**Data items**
○ ○ ○ ○ ○

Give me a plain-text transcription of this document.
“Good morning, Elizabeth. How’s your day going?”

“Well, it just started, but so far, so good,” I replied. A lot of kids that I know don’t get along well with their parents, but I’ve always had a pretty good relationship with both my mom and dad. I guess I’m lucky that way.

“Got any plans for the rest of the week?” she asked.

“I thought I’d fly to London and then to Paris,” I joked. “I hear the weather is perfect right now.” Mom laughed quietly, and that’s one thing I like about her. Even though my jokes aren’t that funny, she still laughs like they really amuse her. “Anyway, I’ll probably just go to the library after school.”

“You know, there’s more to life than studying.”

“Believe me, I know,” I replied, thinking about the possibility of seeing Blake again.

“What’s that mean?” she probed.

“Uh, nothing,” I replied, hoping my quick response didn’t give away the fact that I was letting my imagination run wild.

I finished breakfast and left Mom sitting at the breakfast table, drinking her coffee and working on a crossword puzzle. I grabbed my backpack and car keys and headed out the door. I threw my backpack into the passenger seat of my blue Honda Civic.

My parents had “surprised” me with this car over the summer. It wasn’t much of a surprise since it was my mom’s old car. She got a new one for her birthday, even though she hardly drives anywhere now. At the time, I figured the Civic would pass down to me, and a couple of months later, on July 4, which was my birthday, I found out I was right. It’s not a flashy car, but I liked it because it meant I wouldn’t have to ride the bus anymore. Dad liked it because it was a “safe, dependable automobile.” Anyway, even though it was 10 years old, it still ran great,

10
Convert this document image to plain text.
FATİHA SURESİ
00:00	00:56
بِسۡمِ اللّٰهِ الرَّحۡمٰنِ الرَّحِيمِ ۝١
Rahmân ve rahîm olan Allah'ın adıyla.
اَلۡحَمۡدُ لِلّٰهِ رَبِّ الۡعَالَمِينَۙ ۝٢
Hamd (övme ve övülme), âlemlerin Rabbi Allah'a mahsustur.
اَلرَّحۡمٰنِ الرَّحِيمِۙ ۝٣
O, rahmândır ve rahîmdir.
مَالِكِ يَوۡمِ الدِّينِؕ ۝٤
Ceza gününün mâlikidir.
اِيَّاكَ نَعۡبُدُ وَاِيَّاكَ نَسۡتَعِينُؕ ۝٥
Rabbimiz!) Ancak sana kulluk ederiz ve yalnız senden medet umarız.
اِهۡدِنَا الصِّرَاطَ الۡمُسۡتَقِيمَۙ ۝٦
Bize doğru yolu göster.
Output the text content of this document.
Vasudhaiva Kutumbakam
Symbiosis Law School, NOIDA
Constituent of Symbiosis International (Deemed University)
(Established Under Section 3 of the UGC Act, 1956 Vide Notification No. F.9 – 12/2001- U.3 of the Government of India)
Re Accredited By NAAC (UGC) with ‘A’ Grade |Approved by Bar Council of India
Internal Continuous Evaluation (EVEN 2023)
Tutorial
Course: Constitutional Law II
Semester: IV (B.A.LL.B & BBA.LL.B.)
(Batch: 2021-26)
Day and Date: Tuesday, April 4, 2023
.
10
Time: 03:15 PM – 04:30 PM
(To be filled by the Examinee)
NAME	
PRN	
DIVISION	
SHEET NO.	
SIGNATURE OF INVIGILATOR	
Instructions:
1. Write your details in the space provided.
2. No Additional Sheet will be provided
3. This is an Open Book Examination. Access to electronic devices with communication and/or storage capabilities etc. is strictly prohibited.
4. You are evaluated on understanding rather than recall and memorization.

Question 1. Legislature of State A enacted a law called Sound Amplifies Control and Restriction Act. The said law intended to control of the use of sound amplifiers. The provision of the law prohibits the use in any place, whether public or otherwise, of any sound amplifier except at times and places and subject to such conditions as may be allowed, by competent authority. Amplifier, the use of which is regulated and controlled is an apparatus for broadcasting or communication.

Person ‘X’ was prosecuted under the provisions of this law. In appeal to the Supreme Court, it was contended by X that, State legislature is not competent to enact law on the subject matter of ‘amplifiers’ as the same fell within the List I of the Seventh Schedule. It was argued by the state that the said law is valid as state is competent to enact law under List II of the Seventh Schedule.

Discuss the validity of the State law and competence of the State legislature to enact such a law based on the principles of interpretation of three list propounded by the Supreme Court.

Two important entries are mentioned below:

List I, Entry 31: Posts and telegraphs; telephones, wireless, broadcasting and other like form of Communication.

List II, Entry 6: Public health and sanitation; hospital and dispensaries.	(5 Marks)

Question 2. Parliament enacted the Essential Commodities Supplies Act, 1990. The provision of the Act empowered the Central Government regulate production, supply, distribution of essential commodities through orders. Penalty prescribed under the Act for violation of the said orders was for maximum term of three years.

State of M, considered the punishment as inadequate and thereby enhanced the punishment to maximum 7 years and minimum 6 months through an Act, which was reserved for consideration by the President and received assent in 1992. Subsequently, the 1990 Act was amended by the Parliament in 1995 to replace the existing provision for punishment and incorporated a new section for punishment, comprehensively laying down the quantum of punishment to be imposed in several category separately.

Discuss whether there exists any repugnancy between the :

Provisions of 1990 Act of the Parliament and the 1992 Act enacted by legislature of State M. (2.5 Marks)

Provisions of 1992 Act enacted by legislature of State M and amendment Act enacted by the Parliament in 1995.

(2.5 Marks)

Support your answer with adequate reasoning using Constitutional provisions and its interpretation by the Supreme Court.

○ ○ ○ ○ ○

Copy the entries above exactly, leaving none out.

Give me a plain-text transcription of this document.
“Good morning, Elizabeth. How’s your day going?”

“Well, it just started, but so far, so good,” I replied. A lot of kids that I know don’t get along well with their parents, but I’ve always had a pretty good relationship with both my mom and dad. I guess I’m lucky that way.

“Got any plans for the rest of the week?” she asked.

“I thought I’d fly to London and then to Paris,” I joked. “I hear the weather is perfect right now.” Mom laughed quietly, and that’s one thing I like about her. Even though my jokes aren’t that funny, she still laughs like they really amuse her. “Anyway, I’ll probably just go to the library after school.”

“You know, there’s more to life than studying.”

“Believe me, I know,” I replied, thinking about the possibility of seeing Blake again.

“What’s that mean?” she probed.

“Uh, nothing,” I replied, hoping my quick response didn’t give away the fact that I was letting my imagination run wild.

I finished breakfast and left Mom sitting at the breakfast table, drinking her coffee and working on a crossword puzzle. I grabbed my backpack and car keys and headed out the door. I threw my backpack into the passenger seat of my blue Honda Civic.

My parents had “surprised” me with this car over the summer. It wasn’t much of a surprise since it was my mom’s old car. She got a new one for her birthday, even though she hardly drives anywhere now. At the time, I figured the Civic would pass down to me, and a couple of months later, on July 4, which was my birthday, I found out I was right. It’s not a flashy car, but I liked it because it meant I wouldn’t have to ride the bus anymore. Dad liked it because it was a “safe, dependable automobile.” Anyway, even though it was 10 years old, it still ran great,

10
Convert this document image to plain text.
FATİHA SURESİ
00:00	00:56
بِسۡمِ اللّٰهِ الرَّحۡمٰنِ الرَّحِيمِ ۝١
Rahmân ve rahîm olan Allah'ın adıyla.
اَلۡحَمۡدُ لِلّٰهِ رَبِّ الۡعَالَمِينَۙ ۝٢
Hamd (övme ve övülme), âlemlerin Rabbi Allah'a mahsustur.
اَلرَّحۡمٰنِ الرَّحِيمِۙ ۝٣
O, rahmândır ve rahîmdir.
مَالِكِ يَوۡمِ الدِّينِؕ ۝٤
Ceza gününün mâlikidir.
اِيَّاكَ نَعۡبُدُ وَاِيَّاكَ نَسۡتَعِينُؕ ۝٥
Rabbimiz!) Ancak sana kulluk ederiz ve yalnız senden medet umarız.
اِهۡدِنَا الصِّرَاطَ الۡمُسۡتَقِيمَۙ ۝٦
Bize doğru yolu göster.
Output the text content of this document.
Vasudhaiva Kutumbakam
Symbiosis Law School, NOIDA
Constituent of Symbiosis International (Deemed University)
(Established Under Section 3 of the UGC Act, 1956 Vide Notification No. F.9 – 12/2001- U.3 of the Government of India)
Re Accredited By NAAC (UGC) with ‘A’ Grade |Approved by Bar Council of India
Internal Continuous Evaluation (EVEN 2023)
Tutorial
Course: Constitutional Law II
Semester: IV (B.A.LL.B & BBA.LL.B.)
(Batch: 2021-26)
Day and Date: Tuesday, April 4, 2023
.
10
Time: 03:15 PM – 04:30 PM
(To be filled by the Examinee)
NAME	
PRN	
DIVISION	
SHEET NO.	
SIGNATURE OF INVIGILATOR	
Instructions:
1. Write your details in the space provided.
2. No Additional Sheet will be provided
3. This is an Open Book Examination. Access to electronic devices with communication and/or storage capabilities etc. is strictly prohibited.
4. You are evaluated on understanding rather than recall and memorization.

Question 1. Legislature of State A enacted a law called Sound Amplifies Control and Restriction Act. The said law intended to control of the use of sound amplifiers. The provision of the law prohibits the use in any place, whether public or otherwise, of any sound amplifier except at times and places and subject to such conditions as may be allowed, by competent authority. Amplifier, the use of which is regulated and controlled is an apparatus for broadcasting or communication.

Person ‘X’ was prosecuted under the provisions of this law. In appeal to the Supreme Court, it was contended by X that, State legislature is not competent to enact law on the subject matter of ‘amplifiers’ as the same fell within the List I of the Seventh Schedule. It was argued by the state that the said law is valid as state is competent to enact law under List II of the Seventh Schedule.

Discuss the validity of the State law and competence of the State legislature to enact such a law based on the principles of interpretation of three list propounded by the Supreme Court.

Two important entries are mentioned below:

List I, Entry 31: Posts and telegraphs; telephones, wireless, broadcasting and other like form of Communication.

List II, Entry 6: Public health and sanitation; hospital and dispensaries.	(5 Marks)

Question 2. Parliament enacted the Essential Commodities Supplies Act, 1990. The provision of the Act empowered the Central Government regulate production, supply, distribution of essential commodities through orders. Penalty prescribed under the Act for violation of the said orders was for maximum term of three years.

State of M, considered the punishment as inadequate and thereby enhanced the punishment to maximum 7 years and minimum 6 months through an Act, which was reserved for consideration by the President and received assent in 1992. Subsequently, the 1990 Act was amended by the Parliament in 1995 to replace the existing provision for punishment and incorporated a new section for punishment, comprehensively laying down the quantum of punishment to be imposed in several category separately.

Discuss whether there exists any repugnancy between the :

Provisions of 1990 Act of the Parliament and the 1992 Act enacted by legislature of State M. (2.5 Marks)

Provisions of 1992 Act enacted by legislature of State M and amendment Act enacted by the Parliament in 1995.

(2.5 Marks)

Support your answer with adequate reasoning using Constitutional provisions and its interpretation by the Supreme Court.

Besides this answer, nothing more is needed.